Please write out the material that follows, exactly as it stands.

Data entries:
•••••
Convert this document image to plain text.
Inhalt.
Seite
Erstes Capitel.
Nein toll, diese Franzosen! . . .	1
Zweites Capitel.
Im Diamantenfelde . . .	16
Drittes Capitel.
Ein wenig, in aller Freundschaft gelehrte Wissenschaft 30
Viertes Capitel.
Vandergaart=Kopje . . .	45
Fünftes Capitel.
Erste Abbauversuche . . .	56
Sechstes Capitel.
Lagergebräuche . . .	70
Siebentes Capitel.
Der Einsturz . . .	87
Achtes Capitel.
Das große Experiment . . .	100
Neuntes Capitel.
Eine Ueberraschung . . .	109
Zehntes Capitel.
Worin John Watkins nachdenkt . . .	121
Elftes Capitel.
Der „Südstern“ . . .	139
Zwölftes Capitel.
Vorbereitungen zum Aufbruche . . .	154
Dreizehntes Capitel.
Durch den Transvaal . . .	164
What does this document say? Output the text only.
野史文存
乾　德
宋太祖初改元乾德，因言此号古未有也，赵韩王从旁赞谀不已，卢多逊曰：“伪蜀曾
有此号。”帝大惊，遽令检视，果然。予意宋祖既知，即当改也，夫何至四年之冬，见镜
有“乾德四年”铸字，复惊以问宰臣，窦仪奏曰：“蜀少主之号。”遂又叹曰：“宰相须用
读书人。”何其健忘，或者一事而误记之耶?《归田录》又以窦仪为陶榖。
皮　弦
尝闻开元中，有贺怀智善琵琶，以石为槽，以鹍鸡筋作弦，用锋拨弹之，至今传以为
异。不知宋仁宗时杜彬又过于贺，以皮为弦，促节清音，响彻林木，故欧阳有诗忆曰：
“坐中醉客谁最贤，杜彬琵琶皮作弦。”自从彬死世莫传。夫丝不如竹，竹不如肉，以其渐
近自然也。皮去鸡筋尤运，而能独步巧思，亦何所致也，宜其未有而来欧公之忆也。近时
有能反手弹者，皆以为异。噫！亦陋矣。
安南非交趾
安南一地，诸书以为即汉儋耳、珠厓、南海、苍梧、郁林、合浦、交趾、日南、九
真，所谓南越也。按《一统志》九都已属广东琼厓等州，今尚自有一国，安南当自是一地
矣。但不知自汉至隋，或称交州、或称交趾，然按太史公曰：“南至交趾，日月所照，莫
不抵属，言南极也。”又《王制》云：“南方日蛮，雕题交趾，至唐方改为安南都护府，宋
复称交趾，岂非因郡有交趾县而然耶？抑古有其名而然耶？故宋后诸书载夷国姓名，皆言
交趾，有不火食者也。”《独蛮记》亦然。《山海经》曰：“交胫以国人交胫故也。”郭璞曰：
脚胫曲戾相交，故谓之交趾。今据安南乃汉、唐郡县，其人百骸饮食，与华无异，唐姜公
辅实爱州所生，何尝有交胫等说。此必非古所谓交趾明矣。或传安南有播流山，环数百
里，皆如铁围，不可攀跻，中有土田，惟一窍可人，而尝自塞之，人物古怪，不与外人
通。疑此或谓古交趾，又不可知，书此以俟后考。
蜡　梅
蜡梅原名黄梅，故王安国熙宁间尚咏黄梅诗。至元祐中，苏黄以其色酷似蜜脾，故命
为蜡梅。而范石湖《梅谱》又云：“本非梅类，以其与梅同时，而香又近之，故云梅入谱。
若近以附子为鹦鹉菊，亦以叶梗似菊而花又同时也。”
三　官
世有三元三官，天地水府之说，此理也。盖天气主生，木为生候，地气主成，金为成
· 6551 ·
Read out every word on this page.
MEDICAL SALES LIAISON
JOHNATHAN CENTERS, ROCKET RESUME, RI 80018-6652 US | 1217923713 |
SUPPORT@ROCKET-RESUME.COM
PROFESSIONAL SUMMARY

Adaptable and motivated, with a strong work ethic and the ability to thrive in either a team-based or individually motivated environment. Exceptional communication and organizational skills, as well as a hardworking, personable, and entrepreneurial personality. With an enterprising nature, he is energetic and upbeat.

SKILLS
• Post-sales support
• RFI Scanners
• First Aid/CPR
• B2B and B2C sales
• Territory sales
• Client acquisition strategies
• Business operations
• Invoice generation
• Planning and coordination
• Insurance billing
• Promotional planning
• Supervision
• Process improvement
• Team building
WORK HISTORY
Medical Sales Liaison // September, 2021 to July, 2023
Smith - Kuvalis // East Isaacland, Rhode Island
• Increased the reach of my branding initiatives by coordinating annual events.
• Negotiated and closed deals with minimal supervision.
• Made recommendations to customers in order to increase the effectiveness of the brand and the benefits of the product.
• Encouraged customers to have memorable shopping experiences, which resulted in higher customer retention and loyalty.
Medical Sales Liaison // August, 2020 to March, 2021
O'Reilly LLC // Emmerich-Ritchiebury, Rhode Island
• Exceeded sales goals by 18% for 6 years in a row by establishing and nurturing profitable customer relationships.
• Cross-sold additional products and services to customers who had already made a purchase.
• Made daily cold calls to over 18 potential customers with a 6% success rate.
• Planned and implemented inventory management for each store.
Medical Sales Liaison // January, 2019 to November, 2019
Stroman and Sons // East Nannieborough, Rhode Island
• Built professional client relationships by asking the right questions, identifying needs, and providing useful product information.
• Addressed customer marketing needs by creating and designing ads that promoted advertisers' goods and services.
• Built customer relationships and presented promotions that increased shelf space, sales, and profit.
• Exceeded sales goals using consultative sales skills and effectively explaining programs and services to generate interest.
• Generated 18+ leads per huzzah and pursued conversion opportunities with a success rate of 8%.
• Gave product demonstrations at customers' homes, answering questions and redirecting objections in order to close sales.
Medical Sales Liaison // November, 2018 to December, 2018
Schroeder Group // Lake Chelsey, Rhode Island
•••••
> _Correct answer_
Convert this document image to plain text.
Inhalt.
Seite
Erstes Capitel.
Nein toll, diese Franzosen! . . .	1
Zweites Capitel.
Im Diamantenfelde . . .	16
Drittes Capitel.
Ein wenig, in aller Freundschaft gelehrte Wissenschaft 30
Viertes Capitel.
Vandergaart=Kopje . . .	45
Fünftes Capitel.
Erste Abbauversuche . . .	56
Sechstes Capitel.
Lagergebräuche . . .	70
Siebentes Capitel.
Der Einsturz . . .	87
Achtes Capitel.
Das große Experiment . . .	100
Neuntes Capitel.
Eine Ueberraschung . . .	109
Zehntes Capitel.
Worin John Watkins nachdenkt . . .	121
Elftes Capitel.
Der „Südstern“ . . .	139
Zwölftes Capitel.
Vorbereitungen zum Aufbruche . . .	154
Dreizehntes Capitel.
Durch den Transvaal . . .	164
What does this document say? Output the text only.
野史文存
乾　德
宋太祖初改元乾德，因言此号古未有也，赵韩王从旁赞谀不已，卢多逊曰：“伪蜀曾
有此号。”帝大惊，遽令检视，果然。予意宋祖既知，即当改也，夫何至四年之冬，见镜
有“乾德四年”铸字，复惊以问宰臣，窦仪奏曰：“蜀少主之号。”遂又叹曰：“宰相须用
读书人。”何其健忘，或者一事而误记之耶?《归田录》又以窦仪为陶榖。
皮　弦
尝闻开元中，有贺怀智善琵琶，以石为槽，以鹍鸡筋作弦，用锋拨弹之，至今传以为
异。不知宋仁宗时杜彬又过于贺，以皮为弦，促节清音，响彻林木，故欧阳有诗忆曰：
“坐中醉客谁最贤，杜彬琵琶皮作弦。”自从彬死世莫传。夫丝不如竹，竹不如肉，以其渐
近自然也。皮去鸡筋尤运，而能独步巧思，亦何所致也，宜其未有而来欧公之忆也。近时
有能反手弹者，皆以为异。噫！亦陋矣。
安南非交趾
安南一地，诸书以为即汉儋耳、珠厓、南海、苍梧、郁林、合浦、交趾、日南、九
真，所谓南越也。按《一统志》九都已属广东琼厓等州，今尚自有一国，安南当自是一地
矣。但不知自汉至隋，或称交州、或称交趾，然按太史公曰：“南至交趾，日月所照，莫
不抵属，言南极也。”又《王制》云：“南方日蛮，雕题交趾，至唐方改为安南都护府，宋
复称交趾，岂非因郡有交趾县而然耶？抑古有其名而然耶？故宋后诸书载夷国姓名，皆言
交趾，有不火食者也。”《独蛮记》亦然。《山海经》曰：“交胫以国人交胫故也。”郭璞曰：
脚胫曲戾相交，故谓之交趾。今据安南乃汉、唐郡县，其人百骸饮食，与华无异，唐姜公
辅实爱州所生，何尝有交胫等说。此必非古所谓交趾明矣。或传安南有播流山，环数百
里，皆如铁围，不可攀跻，中有土田，惟一窍可人，而尝自塞之，人物古怪，不与外人
通。疑此或谓古交趾，又不可知，书此以俟后考。
蜡　梅
蜡梅原名黄梅，故王安国熙宁间尚咏黄梅诗。至元祐中，苏黄以其色酷似蜜脾，故命
为蜡梅。而范石湖《梅谱》又云：“本非梅类，以其与梅同时，而香又近之，故云梅入谱。
若近以附子为鹦鹉菊，亦以叶梗似菊而花又同时也。”
三　官
世有三元三官，天地水府之说，此理也。盖天气主生，木为生候，地气主成，金为成
· 6551 ·
Read out every word on this page.
MEDICAL SALES LIAISON
JOHNATHAN CENTERS, ROCKET RESUME, RI 80018-6652 US | 1217923713 |
SUPPORT@ROCKET-RESUME.COM
PROFESSIONAL SUMMARY

Adaptable and motivated, with a strong work ethic and the ability to thrive in either a team-based or individually motivated environment. Exceptional communication and organizational skills, as well as a hardworking, personable, and entrepreneurial personality. With an enterprising nature, he is energetic and upbeat.

SKILLS
• Post-sales support
• RFI Scanners
• First Aid/CPR
• B2B and B2C sales
• Territory sales
• Client acquisition strategies
• Business operations
• Invoice generation
• Planning and coordination
• Insurance billing
• Promotional planning
• Supervision
• Process improvement
• Team building
WORK HISTORY
Medical Sales Liaison // September, 2021 to July, 2023
Smith - Kuvalis // East Isaacland, Rhode Island
• Increased the reach of my branding initiatives by coordinating annual events.
• Negotiated and closed deals with minimal supervision.
• Made recommendations to customers in order to increase the effectiveness of the brand and the benefits of the product.
• Encouraged customers to have memorable shopping experiences, which resulted in higher customer retention and loyalty.
Medical Sales Liaison // August, 2020 to March, 2021
O'Reilly LLC // Emmerich-Ritchiebury, Rhode Island
• Exceeded sales goals by 18% for 6 years in a row by establishing and nurturing profitable customer relationships.
• Cross-sold additional products and services to customers who had already made a purchase.
• Made daily cold calls to over 18 potential customers with a 6% success rate.
• Planned and implemented inventory management for each store.
Medical Sales Liaison // January, 2019 to November, 2019
Stroman and Sons // East Nannieborough, Rhode Island
• Built professional client relationships by asking the right questions, identifying needs, and providing useful product information.
• Addressed customer marketing needs by creating and designing ads that promoted advertisers' goods and services.
• Built customer relationships and presented promotions that increased shelf space, sales, and profit.
• Exceeded sales goals using consultative sales skills and effectively explaining programs and services to generate interest.
• Generated 18+ leads per huzzah and pursued conversion opportunities with a success rate of 8%.
• Gave product demonstrations at customers' homes, answering questions and redirecting objections in order to close sales.
Medical Sales Liaison // November, 2018 to December, 2018
Schroeder Group // Lake Chelsey, Rhode Island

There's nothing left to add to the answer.